** START Records for this task **
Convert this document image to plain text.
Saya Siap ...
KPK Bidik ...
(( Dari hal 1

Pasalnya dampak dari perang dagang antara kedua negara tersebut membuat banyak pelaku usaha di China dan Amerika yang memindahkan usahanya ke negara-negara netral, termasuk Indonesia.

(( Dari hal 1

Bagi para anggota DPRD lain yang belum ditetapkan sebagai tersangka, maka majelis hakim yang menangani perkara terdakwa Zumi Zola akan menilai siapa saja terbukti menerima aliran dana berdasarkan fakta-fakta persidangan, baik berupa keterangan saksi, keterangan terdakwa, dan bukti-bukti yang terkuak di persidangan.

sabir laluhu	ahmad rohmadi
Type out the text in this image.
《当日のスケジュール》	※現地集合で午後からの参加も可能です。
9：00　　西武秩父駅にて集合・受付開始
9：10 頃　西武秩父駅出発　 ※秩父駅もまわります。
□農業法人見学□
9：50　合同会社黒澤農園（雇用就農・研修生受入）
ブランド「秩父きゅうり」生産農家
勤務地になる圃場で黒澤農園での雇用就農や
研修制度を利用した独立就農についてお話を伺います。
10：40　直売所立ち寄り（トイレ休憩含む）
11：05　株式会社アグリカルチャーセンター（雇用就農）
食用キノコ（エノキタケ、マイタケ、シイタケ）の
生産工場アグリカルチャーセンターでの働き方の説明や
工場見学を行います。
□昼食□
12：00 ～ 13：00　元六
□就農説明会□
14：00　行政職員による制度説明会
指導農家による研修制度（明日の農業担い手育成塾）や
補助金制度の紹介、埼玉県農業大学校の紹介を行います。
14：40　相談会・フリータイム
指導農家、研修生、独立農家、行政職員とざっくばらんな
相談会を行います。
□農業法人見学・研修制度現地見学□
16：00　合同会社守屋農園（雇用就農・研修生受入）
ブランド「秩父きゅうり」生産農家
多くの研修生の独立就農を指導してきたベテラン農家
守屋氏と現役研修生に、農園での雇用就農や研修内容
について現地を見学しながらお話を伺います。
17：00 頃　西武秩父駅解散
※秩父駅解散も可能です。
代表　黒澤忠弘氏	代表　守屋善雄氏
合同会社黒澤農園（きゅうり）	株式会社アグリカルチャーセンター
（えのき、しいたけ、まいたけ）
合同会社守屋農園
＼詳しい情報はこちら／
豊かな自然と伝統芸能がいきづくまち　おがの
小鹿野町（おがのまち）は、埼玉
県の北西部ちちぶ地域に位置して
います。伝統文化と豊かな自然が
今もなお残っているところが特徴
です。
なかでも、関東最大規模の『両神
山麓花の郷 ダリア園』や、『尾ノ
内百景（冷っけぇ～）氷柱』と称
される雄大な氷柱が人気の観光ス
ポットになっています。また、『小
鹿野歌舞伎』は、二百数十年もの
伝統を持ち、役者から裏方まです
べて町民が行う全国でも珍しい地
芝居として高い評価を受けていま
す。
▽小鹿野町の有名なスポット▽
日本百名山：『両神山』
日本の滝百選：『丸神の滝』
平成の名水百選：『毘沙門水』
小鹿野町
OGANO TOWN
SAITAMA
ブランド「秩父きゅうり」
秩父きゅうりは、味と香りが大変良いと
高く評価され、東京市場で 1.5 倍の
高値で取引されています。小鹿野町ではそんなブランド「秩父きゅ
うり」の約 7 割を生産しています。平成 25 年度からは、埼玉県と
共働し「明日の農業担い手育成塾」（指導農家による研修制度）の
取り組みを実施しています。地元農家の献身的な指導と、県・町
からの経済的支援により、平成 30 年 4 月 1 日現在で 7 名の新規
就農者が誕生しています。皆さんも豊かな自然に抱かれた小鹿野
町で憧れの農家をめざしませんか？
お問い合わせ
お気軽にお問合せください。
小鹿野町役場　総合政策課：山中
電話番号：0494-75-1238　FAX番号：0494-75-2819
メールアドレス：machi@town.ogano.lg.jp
** END Records for this task **
• **Short task**
Read the lines above. Gather those in which the string "text" is found.

• **Exercise output**
Convert this document image to plain text.
Type out the text in this image.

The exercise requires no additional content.